● WORK TO COMPLETE: Using the listing below, extract each line that has the word "Threshold" in it.

Data entries for graphics:

▼

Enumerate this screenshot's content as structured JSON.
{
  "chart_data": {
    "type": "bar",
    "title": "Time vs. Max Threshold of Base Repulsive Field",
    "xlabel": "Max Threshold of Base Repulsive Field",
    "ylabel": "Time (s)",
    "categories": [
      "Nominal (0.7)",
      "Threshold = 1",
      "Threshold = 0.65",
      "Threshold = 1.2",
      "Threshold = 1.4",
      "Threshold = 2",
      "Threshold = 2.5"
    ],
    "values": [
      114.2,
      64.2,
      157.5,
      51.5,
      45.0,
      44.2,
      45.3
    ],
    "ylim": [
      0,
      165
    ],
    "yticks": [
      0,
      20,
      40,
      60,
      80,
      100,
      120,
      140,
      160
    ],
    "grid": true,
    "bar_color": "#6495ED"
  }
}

▲

● SOLUTION TO THIS EXERCISE:
    "title": "Time vs. Max Threshold of Base Repulsive Field",
    "xlabel": "Max Threshold of Base Repulsive Field",
      "Threshold = 1",
      "Threshold = 0.65",
      "Threshold = 1.2",
      "Threshold = 1.4",
      "Threshold = 2",
      "Threshold = 2.5"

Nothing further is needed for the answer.